GIVEN PROBLEM —
Write the records out again, keeping each line exactly as it is.

Stored data:
** Start **
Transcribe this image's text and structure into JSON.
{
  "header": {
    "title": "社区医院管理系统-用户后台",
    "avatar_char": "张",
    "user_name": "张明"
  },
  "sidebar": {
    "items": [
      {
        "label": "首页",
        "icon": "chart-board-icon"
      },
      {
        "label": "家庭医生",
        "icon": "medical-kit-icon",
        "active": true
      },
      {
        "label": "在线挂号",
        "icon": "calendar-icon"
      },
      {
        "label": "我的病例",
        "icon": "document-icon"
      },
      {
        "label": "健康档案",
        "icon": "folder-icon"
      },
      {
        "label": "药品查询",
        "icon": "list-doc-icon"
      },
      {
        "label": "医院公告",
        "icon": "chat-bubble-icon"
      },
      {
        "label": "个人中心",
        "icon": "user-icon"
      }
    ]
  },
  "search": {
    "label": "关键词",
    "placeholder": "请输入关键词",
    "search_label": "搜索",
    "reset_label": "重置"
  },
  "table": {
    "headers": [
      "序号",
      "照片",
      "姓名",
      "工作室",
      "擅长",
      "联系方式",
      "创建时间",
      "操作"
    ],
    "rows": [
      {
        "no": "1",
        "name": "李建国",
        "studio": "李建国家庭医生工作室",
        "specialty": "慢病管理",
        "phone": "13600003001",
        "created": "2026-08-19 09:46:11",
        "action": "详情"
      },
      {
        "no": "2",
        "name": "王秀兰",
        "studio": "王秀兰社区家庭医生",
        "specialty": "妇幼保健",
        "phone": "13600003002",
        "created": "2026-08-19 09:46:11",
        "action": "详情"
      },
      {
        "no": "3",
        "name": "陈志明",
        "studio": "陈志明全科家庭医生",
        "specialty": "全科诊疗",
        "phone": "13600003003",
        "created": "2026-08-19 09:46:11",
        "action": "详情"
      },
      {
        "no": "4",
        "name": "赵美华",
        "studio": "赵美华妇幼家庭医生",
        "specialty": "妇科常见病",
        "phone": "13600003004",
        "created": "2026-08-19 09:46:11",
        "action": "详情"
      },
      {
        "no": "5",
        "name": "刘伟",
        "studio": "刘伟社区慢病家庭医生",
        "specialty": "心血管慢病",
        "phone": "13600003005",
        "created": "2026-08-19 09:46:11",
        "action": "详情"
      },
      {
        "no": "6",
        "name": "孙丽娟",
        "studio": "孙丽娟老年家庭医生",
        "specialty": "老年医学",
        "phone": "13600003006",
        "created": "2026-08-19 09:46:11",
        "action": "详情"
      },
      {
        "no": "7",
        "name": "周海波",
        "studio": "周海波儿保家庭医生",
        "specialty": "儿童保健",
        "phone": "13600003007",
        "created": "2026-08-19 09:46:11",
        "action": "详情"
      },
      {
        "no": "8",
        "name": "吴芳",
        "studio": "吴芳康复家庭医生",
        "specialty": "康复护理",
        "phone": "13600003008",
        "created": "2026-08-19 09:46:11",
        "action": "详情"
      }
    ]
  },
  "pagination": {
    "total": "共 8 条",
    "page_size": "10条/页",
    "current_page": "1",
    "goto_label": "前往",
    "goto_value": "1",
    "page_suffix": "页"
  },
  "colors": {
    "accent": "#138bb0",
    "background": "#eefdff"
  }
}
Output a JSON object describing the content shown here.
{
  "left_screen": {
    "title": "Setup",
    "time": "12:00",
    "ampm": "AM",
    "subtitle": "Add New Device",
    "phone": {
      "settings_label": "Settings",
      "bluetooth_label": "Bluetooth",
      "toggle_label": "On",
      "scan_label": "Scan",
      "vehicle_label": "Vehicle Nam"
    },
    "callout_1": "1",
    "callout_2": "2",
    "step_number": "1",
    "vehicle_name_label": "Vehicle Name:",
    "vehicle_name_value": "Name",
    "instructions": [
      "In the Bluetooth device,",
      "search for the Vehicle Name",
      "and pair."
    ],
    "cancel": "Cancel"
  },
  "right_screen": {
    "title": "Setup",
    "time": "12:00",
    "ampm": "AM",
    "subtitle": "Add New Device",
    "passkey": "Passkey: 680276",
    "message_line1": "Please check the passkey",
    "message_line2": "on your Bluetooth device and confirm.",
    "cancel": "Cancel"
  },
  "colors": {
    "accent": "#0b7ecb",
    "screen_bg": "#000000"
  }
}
** End **
RESPONSE FOR THIS EXERCISE —
Transcribe this image's text and structure into JSON.
{
  "header": {
    "title": "社区医院管理系统-用户后台",
    "avatar_char": "张",
    "user_name": "张明"
  },
  "sidebar": {
    "items": [
      {
        "label": "首页",
        "icon": "chart-board-icon"
      },
      {
        "label": "家庭医生",
        "icon": "medical-kit-icon",
        "active": true
      },
      {
        "label": "在线挂号",
        "icon": "calendar-icon"
      },
      {
        "label": "我的病例",
        "icon": "document-icon"
      },
      {
        "label": "健康档案",
        "icon": "folder-icon"
      },
      {
        "label": "药品查询",
        "icon": "list-doc-icon"
      },
      {
        "label": "医院公告",
        "icon": "chat-bubble-icon"
      },
      {
        "label": "个人中心",
        "icon": "user-icon"
      }
    ]
  },
  "search": {
    "label": "关键词",
    "placeholder": "请输入关键词",
    "search_label": "搜索",
    "reset_label": "重置"
  },
  "table": {
    "headers": [
      "序号",
      "照片",
      "姓名",
      "工作室",
      "擅长",
      "联系方式",
      "创建时间",
      "操作"
    ],
    "rows": [
      {
        "no": "1",
        "name": "李建国",
        "studio": "李建国家庭医生工作室",
        "specialty": "慢病管理",
        "phone": "13600003001",
        "created": "2026-08-19 09:46:11",
        "action": "详情"
      },
      {
        "no": "2",
        "name": "王秀兰",
        "studio": "王秀兰社区家庭医生",
        "specialty": "妇幼保健",
        "phone": "13600003002",
        "created": "2026-08-19 09:46:11",
        "action": "详情"
      },
      {
        "no": "3",
        "name": "陈志明",
        "studio": "陈志明全科家庭医生",
        "specialty": "全科诊疗",
        "phone": "13600003003",
        "created": "2026-08-19 09:46:11",
        "action": "详情"
      },
      {
        "no": "4",
        "name": "赵美华",
        "studio": "赵美华妇幼家庭医生",
        "specialty": "妇科常见病",
        "phone": "13600003004",
        "created": "2026-08-19 09:46:11",
        "action": "详情"
      },
      {
        "no": "5",
        "name": "刘伟",
        "studio": "刘伟社区慢病家庭医生",
        "specialty": "心血管慢病",
        "phone": "13600003005",
        "created": "2026-08-19 09:46:11",
        "action": "详情"
      },
      {
        "no": "6",
        "name": "孙丽娟",
        "studio": "孙丽娟老年家庭医生",
        "specialty": "老年医学",
        "phone": "13600003006",
        "created": "2026-08-19 09:46:11",
        "action": "详情"
      },
      {
        "no": "7",
        "name": "周海波",
        "studio": "周海波儿保家庭医生",
        "specialty": "儿童保健",
        "phone": "13600003007",
        "created": "2026-08-19 09:46:11",
        "action": "详情"
      },
      {
        "no": "8",
        "name": "吴芳",
        "studio": "吴芳康复家庭医生",
        "specialty": "康复护理",
        "phone": "13600003008",
        "created": "2026-08-19 09:46:11",
        "action": "详情"
      }
    ]
  },
  "pagination": {
    "total": "共 8 条",
    "page_size": "10条/页",
    "current_page": "1",
    "goto_label": "前往",
    "goto_value": "1",
    "page_suffix": "页"
  },
  "colors": {
    "accent": "#138bb0",
    "background": "#eefdff"
  }
}
Output a JSON object describing the content shown here.
{
  "left_screen": {
    "title": "Setup",
    "time": "12:00",
    "ampm": "AM",
    "subtitle": "Add New Device",
    "phone": {
      "settings_label": "Settings",
      "bluetooth_label": "Bluetooth",
      "toggle_label": "On",
      "scan_label": "Scan",
      "vehicle_label": "Vehicle Nam"
    },
    "callout_1": "1",
    "callout_2": "2",
    "step_number": "1",
    "vehicle_name_label": "Vehicle Name:",
    "vehicle_name_value": "Name",
    "instructions": [
      "In the Bluetooth device,",
      "search for the Vehicle Name",
      "and pair."
    ],
    "cancel": "Cancel"
  },
  "right_screen": {
    "title": "Setup",
    "time": "12:00",
    "ampm": "AM",
    "subtitle": "Add New Device",
    "passkey": "Passkey: 680276",
    "message_line1": "Please check the passkey",
    "message_line2": "on your Bluetooth device and confirm.",
    "cancel": "Cancel"
  },
  "colors": {
    "accent": "#0b7ecb",
    "screen_bg": "#000000"
  }
}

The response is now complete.